# Exercise directions:
Copy every line of the records below where the word "JSON" occurs.

# Records:
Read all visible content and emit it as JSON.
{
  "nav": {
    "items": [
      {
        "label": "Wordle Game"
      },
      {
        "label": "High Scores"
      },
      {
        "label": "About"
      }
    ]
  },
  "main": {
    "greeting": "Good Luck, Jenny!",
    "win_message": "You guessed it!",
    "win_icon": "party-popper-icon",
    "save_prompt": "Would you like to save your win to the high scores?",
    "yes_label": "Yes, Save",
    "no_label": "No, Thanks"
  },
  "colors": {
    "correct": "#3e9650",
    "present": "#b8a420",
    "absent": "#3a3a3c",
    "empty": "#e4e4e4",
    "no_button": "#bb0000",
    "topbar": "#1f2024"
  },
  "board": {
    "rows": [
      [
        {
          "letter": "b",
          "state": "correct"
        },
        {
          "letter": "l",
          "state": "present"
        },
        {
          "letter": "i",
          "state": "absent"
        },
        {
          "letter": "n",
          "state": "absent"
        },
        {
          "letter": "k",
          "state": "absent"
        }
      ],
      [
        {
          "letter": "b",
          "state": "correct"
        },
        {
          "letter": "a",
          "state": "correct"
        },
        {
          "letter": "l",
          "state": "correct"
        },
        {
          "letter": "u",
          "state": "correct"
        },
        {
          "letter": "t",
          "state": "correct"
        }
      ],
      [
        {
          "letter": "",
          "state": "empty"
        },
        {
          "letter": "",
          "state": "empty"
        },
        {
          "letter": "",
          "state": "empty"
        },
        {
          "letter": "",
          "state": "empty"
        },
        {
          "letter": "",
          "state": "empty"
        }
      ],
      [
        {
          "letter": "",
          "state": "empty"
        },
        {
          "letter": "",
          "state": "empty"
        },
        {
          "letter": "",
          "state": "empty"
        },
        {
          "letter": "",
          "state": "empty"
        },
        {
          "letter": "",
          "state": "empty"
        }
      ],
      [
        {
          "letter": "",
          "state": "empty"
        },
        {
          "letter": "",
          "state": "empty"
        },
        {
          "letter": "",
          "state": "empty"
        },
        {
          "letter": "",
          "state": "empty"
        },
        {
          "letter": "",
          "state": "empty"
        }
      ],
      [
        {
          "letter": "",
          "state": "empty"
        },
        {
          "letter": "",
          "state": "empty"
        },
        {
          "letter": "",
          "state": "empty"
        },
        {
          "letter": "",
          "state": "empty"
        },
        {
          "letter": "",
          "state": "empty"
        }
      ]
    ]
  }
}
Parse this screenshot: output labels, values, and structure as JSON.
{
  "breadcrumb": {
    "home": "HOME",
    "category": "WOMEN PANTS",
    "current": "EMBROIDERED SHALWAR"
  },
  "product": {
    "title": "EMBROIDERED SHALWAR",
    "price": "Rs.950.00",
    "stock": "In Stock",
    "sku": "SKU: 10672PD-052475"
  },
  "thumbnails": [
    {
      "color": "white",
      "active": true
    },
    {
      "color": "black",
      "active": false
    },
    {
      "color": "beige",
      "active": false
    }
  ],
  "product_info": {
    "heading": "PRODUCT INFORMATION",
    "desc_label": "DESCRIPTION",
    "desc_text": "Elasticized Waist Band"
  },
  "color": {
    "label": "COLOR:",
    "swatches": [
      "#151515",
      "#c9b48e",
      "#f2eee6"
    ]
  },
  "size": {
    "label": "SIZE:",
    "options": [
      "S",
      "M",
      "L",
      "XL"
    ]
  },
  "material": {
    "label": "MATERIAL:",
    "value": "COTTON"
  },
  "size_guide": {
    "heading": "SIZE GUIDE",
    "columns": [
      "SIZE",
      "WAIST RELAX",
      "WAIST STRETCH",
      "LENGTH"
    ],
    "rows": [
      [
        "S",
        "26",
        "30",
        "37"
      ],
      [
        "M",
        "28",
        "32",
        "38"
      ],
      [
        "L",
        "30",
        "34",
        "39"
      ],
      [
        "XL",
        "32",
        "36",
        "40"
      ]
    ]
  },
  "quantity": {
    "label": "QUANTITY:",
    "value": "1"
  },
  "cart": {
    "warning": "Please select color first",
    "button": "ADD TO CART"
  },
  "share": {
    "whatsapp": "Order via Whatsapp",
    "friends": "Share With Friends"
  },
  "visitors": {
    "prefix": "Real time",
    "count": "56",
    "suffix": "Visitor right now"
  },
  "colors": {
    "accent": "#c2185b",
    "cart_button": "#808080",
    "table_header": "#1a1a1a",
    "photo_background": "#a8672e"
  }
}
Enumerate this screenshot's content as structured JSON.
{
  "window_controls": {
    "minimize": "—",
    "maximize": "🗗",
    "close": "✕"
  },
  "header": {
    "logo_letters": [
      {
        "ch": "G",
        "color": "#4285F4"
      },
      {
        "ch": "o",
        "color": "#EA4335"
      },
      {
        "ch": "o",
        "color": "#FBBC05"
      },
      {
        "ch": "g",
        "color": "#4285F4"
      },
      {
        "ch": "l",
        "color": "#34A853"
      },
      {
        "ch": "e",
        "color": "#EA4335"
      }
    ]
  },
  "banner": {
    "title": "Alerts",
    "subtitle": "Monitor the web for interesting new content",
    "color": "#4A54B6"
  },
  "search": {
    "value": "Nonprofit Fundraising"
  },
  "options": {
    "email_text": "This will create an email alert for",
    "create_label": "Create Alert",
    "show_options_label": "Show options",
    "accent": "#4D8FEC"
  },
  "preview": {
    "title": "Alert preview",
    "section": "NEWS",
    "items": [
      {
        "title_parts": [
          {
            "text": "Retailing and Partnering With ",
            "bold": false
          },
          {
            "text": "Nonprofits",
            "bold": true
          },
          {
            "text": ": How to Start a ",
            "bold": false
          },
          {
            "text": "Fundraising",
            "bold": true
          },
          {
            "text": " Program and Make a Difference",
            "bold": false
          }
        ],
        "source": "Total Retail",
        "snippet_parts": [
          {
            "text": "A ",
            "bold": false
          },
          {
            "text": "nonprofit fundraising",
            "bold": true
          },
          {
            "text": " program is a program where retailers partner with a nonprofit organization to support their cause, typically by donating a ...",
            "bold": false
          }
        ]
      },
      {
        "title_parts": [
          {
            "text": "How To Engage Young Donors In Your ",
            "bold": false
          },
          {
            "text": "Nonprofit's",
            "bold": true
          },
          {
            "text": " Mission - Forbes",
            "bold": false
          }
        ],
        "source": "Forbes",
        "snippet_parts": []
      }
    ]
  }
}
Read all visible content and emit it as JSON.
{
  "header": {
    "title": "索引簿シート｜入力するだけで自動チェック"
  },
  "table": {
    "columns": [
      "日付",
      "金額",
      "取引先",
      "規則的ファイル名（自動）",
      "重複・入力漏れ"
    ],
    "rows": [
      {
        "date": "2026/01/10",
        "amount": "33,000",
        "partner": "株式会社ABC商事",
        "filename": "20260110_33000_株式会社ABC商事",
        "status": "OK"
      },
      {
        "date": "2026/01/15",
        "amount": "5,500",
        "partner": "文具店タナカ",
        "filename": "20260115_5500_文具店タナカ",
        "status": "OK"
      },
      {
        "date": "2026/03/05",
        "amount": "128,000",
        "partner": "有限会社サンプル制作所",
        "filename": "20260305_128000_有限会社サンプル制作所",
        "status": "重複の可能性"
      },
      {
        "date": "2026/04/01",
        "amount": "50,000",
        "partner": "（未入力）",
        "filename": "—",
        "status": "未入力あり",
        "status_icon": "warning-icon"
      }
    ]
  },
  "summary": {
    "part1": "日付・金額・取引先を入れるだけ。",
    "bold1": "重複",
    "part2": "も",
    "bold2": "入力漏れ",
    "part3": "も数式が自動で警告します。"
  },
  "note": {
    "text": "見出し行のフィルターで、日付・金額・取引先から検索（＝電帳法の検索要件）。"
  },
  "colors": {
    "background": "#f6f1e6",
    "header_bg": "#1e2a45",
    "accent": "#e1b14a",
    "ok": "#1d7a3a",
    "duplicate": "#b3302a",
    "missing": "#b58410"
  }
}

# Full solution:
Read all visible content and emit it as JSON.
Parse this screenshot: output labels, values, and structure as JSON.
Enumerate this screenshot's content as structured JSON.
Read all visible content and emit it as JSON.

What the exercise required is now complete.